* _THE REQUEST_: Pictures stay out of your copy, but everything else in the records below must be repeated exactly.

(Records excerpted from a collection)

○ ○ ○ ○ ○

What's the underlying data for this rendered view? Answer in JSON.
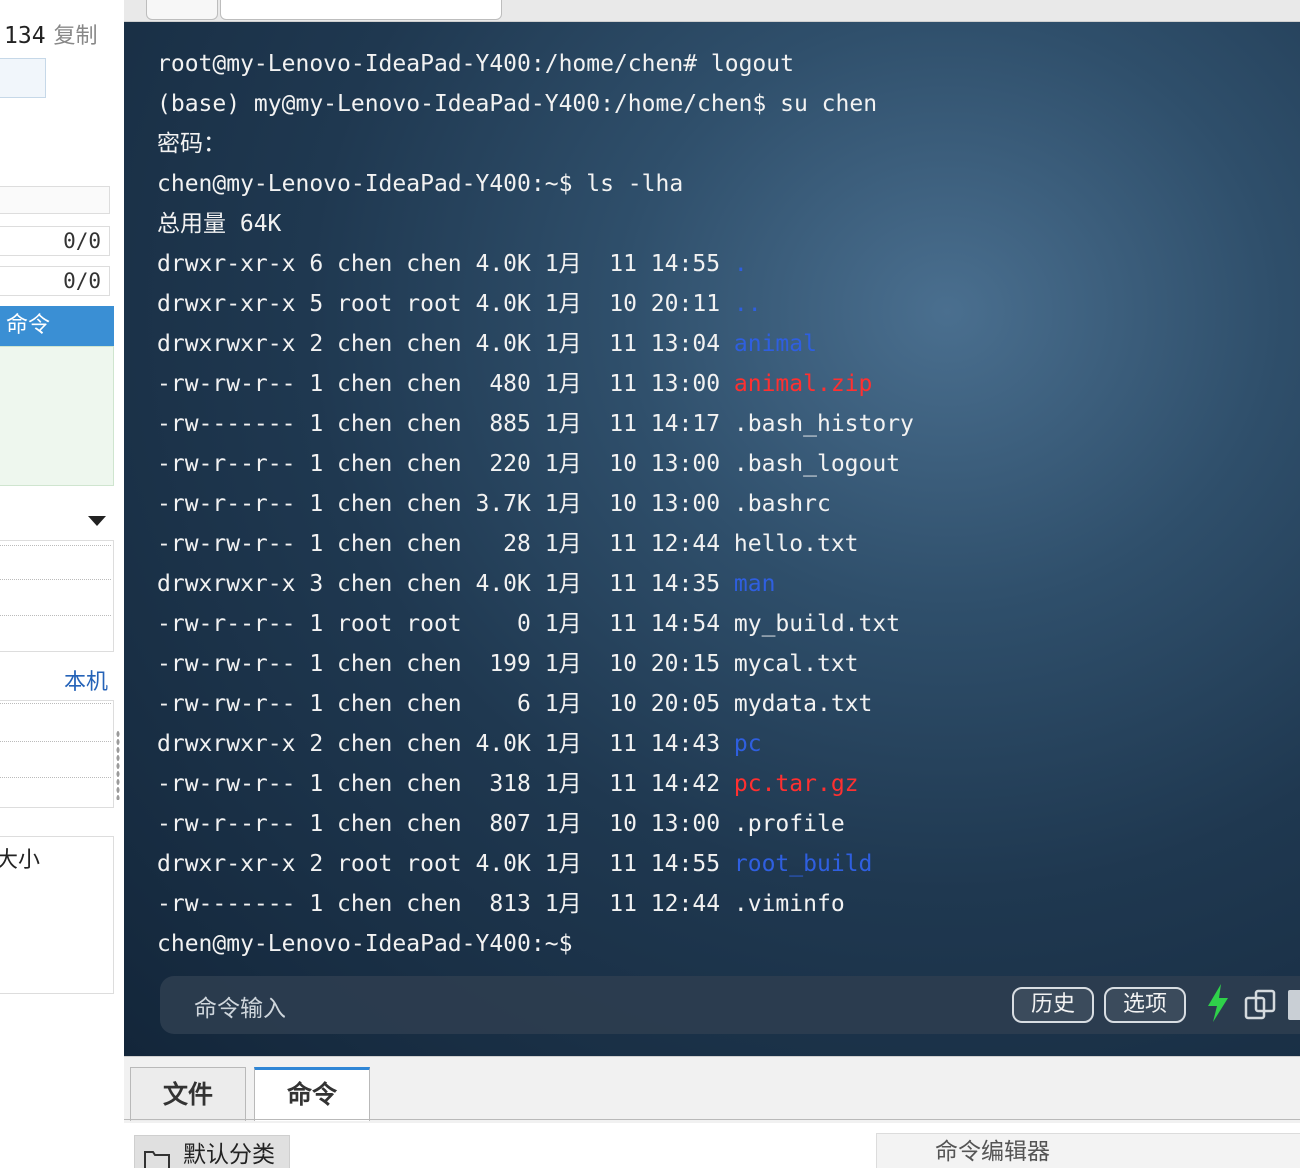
{
  "sidebar": {
    "ip_fragment": "134",
    "copy_label": "复制",
    "upload_count": "0/0",
    "download_count": "0/0",
    "command_header": "命令",
    "local_label": "本机",
    "size_label": "大小"
  },
  "terminal": {
    "lines": [
      "root@my-Lenovo-IdeaPad-Y400:/home/chen# logout",
      "(base) my@my-Lenovo-IdeaPad-Y400:/home/chen$ su chen",
      "密码：",
      "chen@my-Lenovo-IdeaPad-Y400:~$ ls -lha",
      "总用量 64K"
    ],
    "listing": [
      {
        "prefix": "drwxr-xr-x 6 chen chen 4.0K 1月  11 14:55 ",
        "name": ".",
        "kind": "dir"
      },
      {
        "prefix": "drwxr-xr-x 5 root root 4.0K 1月  10 20:11 ",
        "name": "..",
        "kind": "dir"
      },
      {
        "prefix": "drwxrwxr-x 2 chen chen 4.0K 1月  11 13:04 ",
        "name": "animal",
        "kind": "dir"
      },
      {
        "prefix": "-rw-rw-r-- 1 chen chen  480 1月  11 13:00 ",
        "name": "animal.zip",
        "kind": "zip"
      },
      {
        "prefix": "-rw------- 1 chen chen  885 1月  11 14:17 ",
        "name": ".bash_history",
        "kind": "file"
      },
      {
        "prefix": "-rw-r--r-- 1 chen chen  220 1月  10 13:00 ",
        "name": ".bash_logout",
        "kind": "file"
      },
      {
        "prefix": "-rw-r--r-- 1 chen chen 3.7K 1月  10 13:00 ",
        "name": ".bashrc",
        "kind": "file"
      },
      {
        "prefix": "-rw-rw-r-- 1 chen chen   28 1月  11 12:44 ",
        "name": "hello.txt",
        "kind": "file"
      },
      {
        "prefix": "drwxrwxr-x 3 chen chen 4.0K 1月  11 14:35 ",
        "name": "man",
        "kind": "dir"
      },
      {
        "prefix": "-rw-r--r-- 1 root root    0 1月  11 14:54 ",
        "name": "my_build.txt",
        "kind": "file"
      },
      {
        "prefix": "-rw-rw-r-- 1 chen chen  199 1月  10 20:15 ",
        "name": "mycal.txt",
        "kind": "file"
      },
      {
        "prefix": "-rw-rw-r-- 1 chen chen    6 1月  10 20:05 ",
        "name": "mydata.txt",
        "kind": "file"
      },
      {
        "prefix": "drwxrwxr-x 2 chen chen 4.0K 1月  11 14:43 ",
        "name": "pc",
        "kind": "dir"
      },
      {
        "prefix": "-rw-rw-r-- 1 chen chen  318 1月  11 14:42 ",
        "name": "pc.tar.gz",
        "kind": "zip"
      },
      {
        "prefix": "-rw-r--r-- 1 chen chen  807 1月  10 13:00 ",
        "name": ".profile",
        "kind": "file"
      },
      {
        "prefix": "drwxr-xr-x 2 root root 4.0K 1月  11 14:55 ",
        "name": "root_build",
        "kind": "dir"
      },
      {
        "prefix": "-rw------- 1 chen chen  813 1月  11 12:44 ",
        "name": ".viminfo",
        "kind": "file"
      }
    ],
    "prompt": "chen@my-Lenovo-IdeaPad-Y400:~$"
  },
  "command_bar": {
    "placeholder": "命令输入",
    "history_label": "历史",
    "options_label": "选项"
  },
  "bottom_panel": {
    "tabs": [
      "文件",
      "命令"
    ],
    "category_label": "默认分类",
    "editor_label": "命令编辑器"
  },
  "colors": {
    "dir": "#2f5fe0",
    "archive": "#ff3030",
    "accent": "#2f86d6",
    "status_dot": "#2db84d"
  }
}
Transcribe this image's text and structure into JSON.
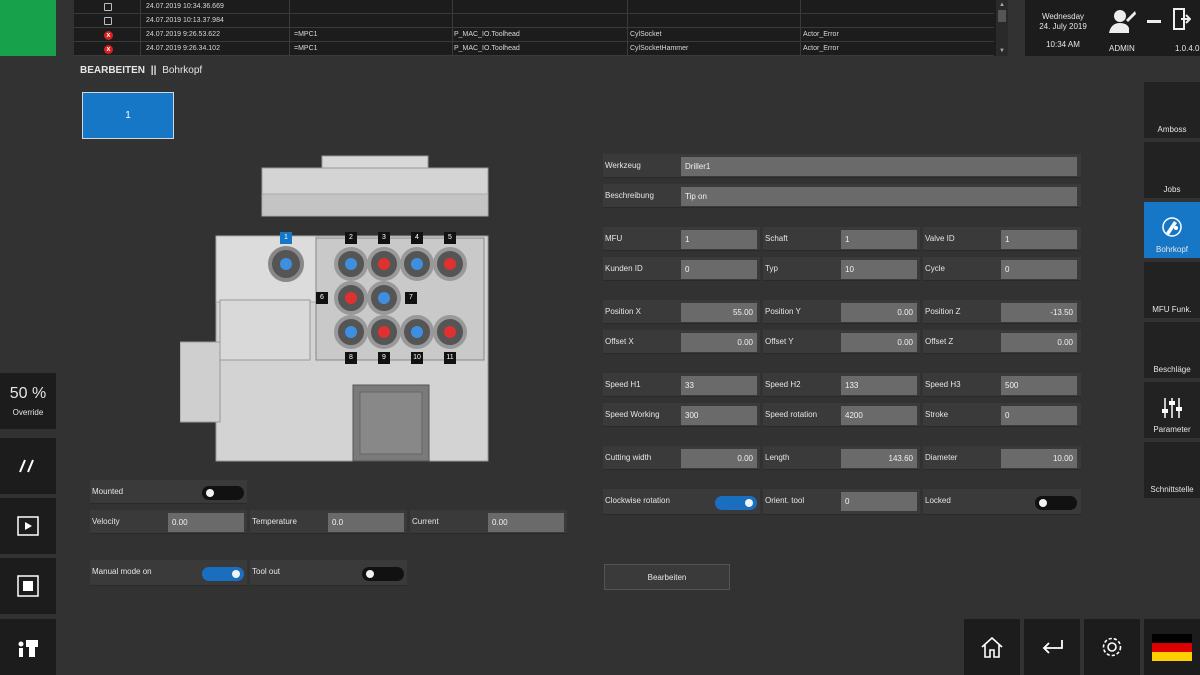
{
  "log": {
    "rows": [
      {
        "type": "info",
        "time": "24.07.2019 10:34.36.669",
        "source": "",
        "module": "",
        "object": "",
        "error": ""
      },
      {
        "type": "info",
        "time": "24.07.2019 10:13.37.984",
        "source": "",
        "module": "",
        "object": "",
        "error": ""
      },
      {
        "type": "error",
        "time": "24.07.2019 9:26.53.622",
        "source": "=MPC1",
        "module": "P_MAC_IO.Toolhead",
        "object": "CylSocket",
        "error": "Actor_Error"
      },
      {
        "type": "error",
        "time": "24.07.2019 9:26.34.102",
        "source": "=MPC1",
        "module": "P_MAC_IO.Toolhead",
        "object": "CylSocketHammer",
        "error": "Actor_Error"
      }
    ],
    "error_glyph": "x"
  },
  "header": {
    "weekday": "Wednesday",
    "date": "24. July 2019",
    "time": "10:34 AM",
    "user": "ADMIN",
    "version": "1.0.4.0"
  },
  "breadcrumb": {
    "section": "BEARBEITEN",
    "separator": "||",
    "page": "Bohrkopf"
  },
  "tab_button": "1",
  "left_panel": {
    "override_value": "50 %",
    "override_label": "Override"
  },
  "right_nav": [
    {
      "label": "Amboss",
      "icon": "none",
      "active": false
    },
    {
      "label": "Jobs",
      "icon": "none",
      "active": false
    },
    {
      "label": "Bohrkopf",
      "icon": "drill-icon",
      "active": true
    },
    {
      "label": "MFU Funk.",
      "icon": "none",
      "active": false
    },
    {
      "label": "Beschläge",
      "icon": "none",
      "active": false
    },
    {
      "label": "Parameter",
      "icon": "sliders-icon",
      "active": false
    },
    {
      "label": "Schnittstelle",
      "icon": "none",
      "active": false
    }
  ],
  "drillhead": {
    "spindle_numbers": [
      "1",
      "2",
      "3",
      "4",
      "5",
      "6",
      "7",
      "8",
      "9",
      "10",
      "11"
    ]
  },
  "tool_status": {
    "mounted_label": "Mounted",
    "mounted": false,
    "velocity_label": "Velocity",
    "velocity": "0.00",
    "temperature_label": "Temperature",
    "temperature": "0.0",
    "current_label": "Current",
    "current": "0.00",
    "manual_mode_label": "Manual mode on",
    "manual_mode": true,
    "tool_out_label": "Tool out",
    "tool_out": false
  },
  "form": {
    "werkzeug_label": "Werkzeug",
    "werkzeug": "Driller1",
    "beschreibung_label": "Beschreibung",
    "beschreibung": "Tip on",
    "mfu_label": "MFU",
    "mfu": "1",
    "schaft_label": "Schaft",
    "schaft": "1",
    "valve_label": "Valve ID",
    "valve": "1",
    "kunden_label": "Kunden ID",
    "kunden": "0",
    "typ_label": "Typ",
    "typ": "10",
    "cycle_label": "Cycle",
    "cycle": "0",
    "posx_label": "Position X",
    "posx": "55.00",
    "posy_label": "Position Y",
    "posy": "0.00",
    "posz_label": "Position Z",
    "posz": "-13.50",
    "offx_label": "Offset X",
    "offx": "0.00",
    "offy_label": "Offset Y",
    "offy": "0.00",
    "offz_label": "Offset Z",
    "offz": "0.00",
    "sh1_label": "Speed H1",
    "sh1": "33",
    "sh2_label": "Speed H2",
    "sh2": "133",
    "sh3_label": "Speed H3",
    "sh3": "500",
    "swork_label": "Speed Working",
    "swork": "300",
    "srot_label": "Speed rotation",
    "srot": "4200",
    "stroke_label": "Stroke",
    "stroke": "0",
    "cutw_label": "Cutting width",
    "cutw": "0.00",
    "length_label": "Length",
    "length": "143.60",
    "diam_label": "Diameter",
    "diam": "10.00",
    "cw_label": "Clockwise rotation",
    "cw": true,
    "orient_label": "Orient. tool",
    "orient": "0",
    "locked_label": "Locked",
    "locked": false,
    "edit_button": "Bearbeiten"
  },
  "colors": {
    "accent": "#1677c7",
    "ok": "#17a14a",
    "error": "#d92020"
  }
}
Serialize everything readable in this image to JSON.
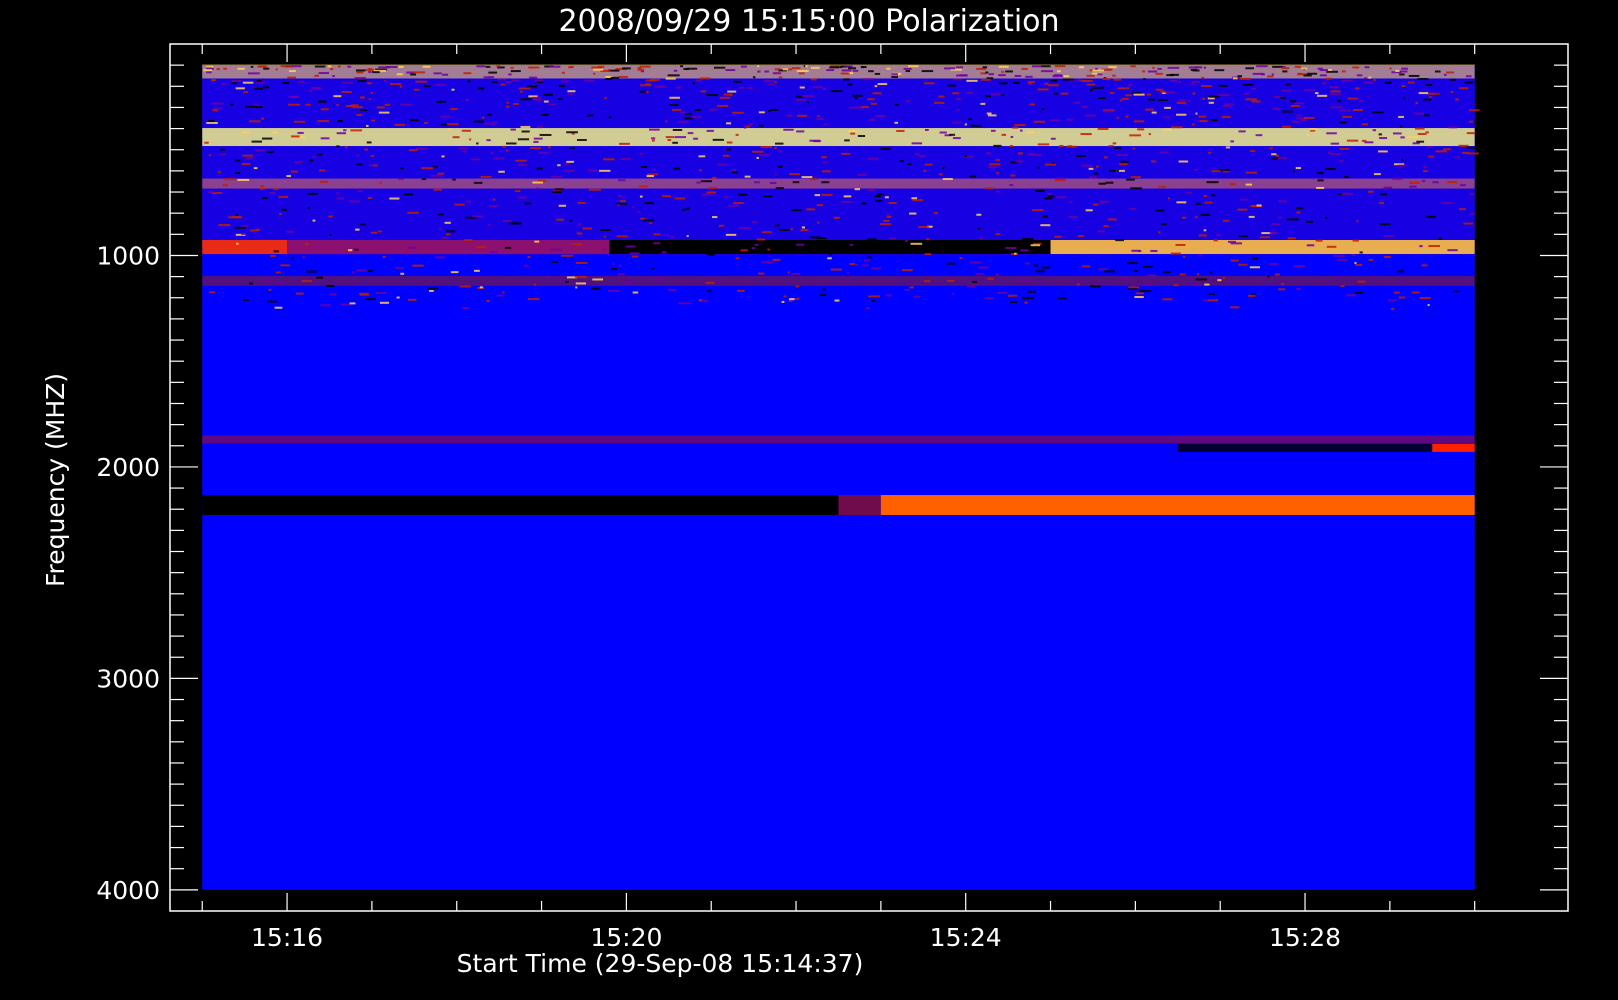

○ ○ ○ ○ ○

* _IN RESPONSE_:
What's the underlying data for this rendered view? Answer in JSON.
{
  "sidebar": {
    "ip_fragment": "134",
    "copy_label": "复制",
    "upload_count": "0/0",
    "download_count": "0/0",
    "command_header": "命令",
    "local_label": "本机",
    "size_label": "大小"
  },
  "terminal": {
    "lines": [
      "root@my-Lenovo-IdeaPad-Y400:/home/chen# logout",
      "(base) my@my-Lenovo-IdeaPad-Y400:/home/chen$ su chen",
      "密码：",
      "chen@my-Lenovo-IdeaPad-Y400:~$ ls -lha",
      "总用量 64K"
    ],
    "listing": [
      {
        "prefix": "drwxr-xr-x 6 chen chen 4.0K 1月  11 14:55 ",
        "name": ".",
        "kind": "dir"
      },
      {
        "prefix": "drwxr-xr-x 5 root root 4.0K 1月  10 20:11 ",
        "name": "..",
        "kind": "dir"
      },
      {
        "prefix": "drwxrwxr-x 2 chen chen 4.0K 1月  11 13:04 ",
        "name": "animal",
        "kind": "dir"
      },
      {
        "prefix": "-rw-rw-r-- 1 chen chen  480 1月  11 13:00 ",
        "name": "animal.zip",
        "kind": "zip"
      },
      {
        "prefix": "-rw------- 1 chen chen  885 1月  11 14:17 ",
        "name": ".bash_history",
        "kind": "file"
      },
      {
        "prefix": "-rw-r--r-- 1 chen chen  220 1月  10 13:00 ",
        "name": ".bash_logout",
        "kind": "file"
      },
      {
        "prefix": "-rw-r--r-- 1 chen chen 3.7K 1月  10 13:00 ",
        "name": ".bashrc",
        "kind": "file"
      },
      {
        "prefix": "-rw-rw-r-- 1 chen chen   28 1月  11 12:44 ",
        "name": "hello.txt",
        "kind": "file"
      },
      {
        "prefix": "drwxrwxr-x 3 chen chen 4.0K 1月  11 14:35 ",
        "name": "man",
        "kind": "dir"
      },
      {
        "prefix": "-rw-r--r-- 1 root root    0 1月  11 14:54 ",
        "name": "my_build.txt",
        "kind": "file"
      },
      {
        "prefix": "-rw-rw-r-- 1 chen chen  199 1月  10 20:15 ",
        "name": "mycal.txt",
        "kind": "file"
      },
      {
        "prefix": "-rw-rw-r-- 1 chen chen    6 1月  10 20:05 ",
        "name": "mydata.txt",
        "kind": "file"
      },
      {
        "prefix": "drwxrwxr-x 2 chen chen 4.0K 1月  11 14:43 ",
        "name": "pc",
        "kind": "dir"
      },
      {
        "prefix": "-rw-rw-r-- 1 chen chen  318 1月  11 14:42 ",
        "name": "pc.tar.gz",
        "kind": "zip"
      },
      {
        "prefix": "-rw-r--r-- 1 chen chen  807 1月  10 13:00 ",
        "name": ".profile",
        "kind": "file"
      },
      {
        "prefix": "drwxr-xr-x 2 root root 4.0K 1月  11 14:55 ",
        "name": "root_build",
        "kind": "dir"
      },
      {
        "prefix": "-rw------- 1 chen chen  813 1月  11 12:44 ",
        "name": ".viminfo",
        "kind": "file"
      }
    ],
    "prompt": "chen@my-Lenovo-IdeaPad-Y400:~$"
  },
  "command_bar": {
    "placeholder": "命令输入",
    "history_label": "历史",
    "options_label": "选项"
  },
  "bottom_panel": {
    "tabs": [
      "文件",
      "命令"
    ],
    "category_label": "默认分类",
    "editor_label": "命令编辑器"
  },
  "colors": {
    "dir": "#2f5fe0",
    "archive": "#ff3030",
    "accent": "#2f86d6",
    "status_dot": "#2db84d"
  }
}
Transcribe this image's text and structure into JSON.
{
  "log": {
    "rows": [
      {
        "type": "info",
        "time": "24.07.2019 10:34.36.669",
        "source": "",
        "module": "",
        "object": "",
        "error": ""
      },
      {
        "type": "info",
        "time": "24.07.2019 10:13.37.984",
        "source": "",
        "module": "",
        "object": "",
        "error": ""
      },
      {
        "type": "error",
        "time": "24.07.2019 9:26.53.622",
        "source": "=MPC1",
        "module": "P_MAC_IO.Toolhead",
        "object": "CylSocket",
        "error": "Actor_Error"
      },
      {
        "type": "error",
        "time": "24.07.2019 9:26.34.102",
        "source": "=MPC1",
        "module": "P_MAC_IO.Toolhead",
        "object": "CylSocketHammer",
        "error": "Actor_Error"
      }
    ],
    "error_glyph": "x"
  },
  "header": {
    "weekday": "Wednesday",
    "date": "24. July 2019",
    "time": "10:34 AM",
    "user": "ADMIN",
    "version": "1.0.4.0"
  },
  "breadcrumb": {
    "section": "BEARBEITEN",
    "separator": "||",
    "page": "Bohrkopf"
  },
  "tab_button": "1",
  "left_panel": {
    "override_value": "50 %",
    "override_label": "Override"
  },
  "right_nav": [
    {
      "label": "Amboss",
      "icon": "none",
      "active": false
    },
    {
      "label": "Jobs",
      "icon": "none",
      "active": false
    },
    {
      "label": "Bohrkopf",
      "icon": "drill-icon",
      "active": true
    },
    {
      "label": "MFU Funk.",
      "icon": "none",
      "active": false
    },
    {
      "label": "Beschläge",
      "icon": "none",
      "active": false
    },
    {
      "label": "Parameter",
      "icon": "sliders-icon",
      "active": false
    },
    {
      "label": "Schnittstelle",
      "icon": "none",
      "active": false
    }
  ],
  "drillhead": {
    "spindle_numbers": [
      "1",
      "2",
      "3",
      "4",
      "5",
      "6",
      "7",
      "8",
      "9",
      "10",
      "11"
    ]
  },
  "tool_status": {
    "mounted_label": "Mounted",
    "mounted": false,
    "velocity_label": "Velocity",
    "velocity": "0.00",
    "temperature_label": "Temperature",
    "temperature": "0.0",
    "current_label": "Current",
    "current": "0.00",
    "manual_mode_label": "Manual mode on",
    "manual_mode": true,
    "tool_out_label": "Tool out",
    "tool_out": false
  },
  "form": {
    "werkzeug_label": "Werkzeug",
    "werkzeug": "Driller1",
    "beschreibung_label": "Beschreibung",
    "beschreibung": "Tip on",
    "mfu_label": "MFU",
    "mfu": "1",
    "schaft_label": "Schaft",
    "schaft": "1",
    "valve_label": "Valve ID",
    "valve": "1",
    "kunden_label": "Kunden ID",
    "kunden": "0",
    "typ_label": "Typ",
    "typ": "10",
    "cycle_label": "Cycle",
    "cycle": "0",
    "posx_label": "Position X",
    "posx": "55.00",
    "posy_label": "Position Y",
    "posy": "0.00",
    "posz_label": "Position Z",
    "posz": "-13.50",
    "offx_label": "Offset X",
    "offx": "0.00",
    "offy_label": "Offset Y",
    "offy": "0.00",
    "offz_label": "Offset Z",
    "offz": "0.00",
    "sh1_label": "Speed H1",
    "sh1": "33",
    "sh2_label": "Speed H2",
    "sh2": "133",
    "sh3_label": "Speed H3",
    "sh3": "500",
    "swork_label": "Speed Working",
    "swork": "300",
    "srot_label": "Speed rotation",
    "srot": "4200",
    "stroke_label": "Stroke",
    "stroke": "0",
    "cutw_label": "Cutting width",
    "cutw": "0.00",
    "length_label": "Length",
    "length": "143.60",
    "diam_label": "Diameter",
    "diam": "10.00",
    "cw_label": "Clockwise rotation",
    "cw": true,
    "orient_label": "Orient. tool",
    "orient": "0",
    "locked_label": "Locked",
    "locked": false,
    "edit_button": "Bearbeiten"
  },
  "colors": {
    "accent": "#1677c7",
    "ok": "#17a14a",
    "error": "#d92020"
  }
}
Serialize everything readable in this image to JSON.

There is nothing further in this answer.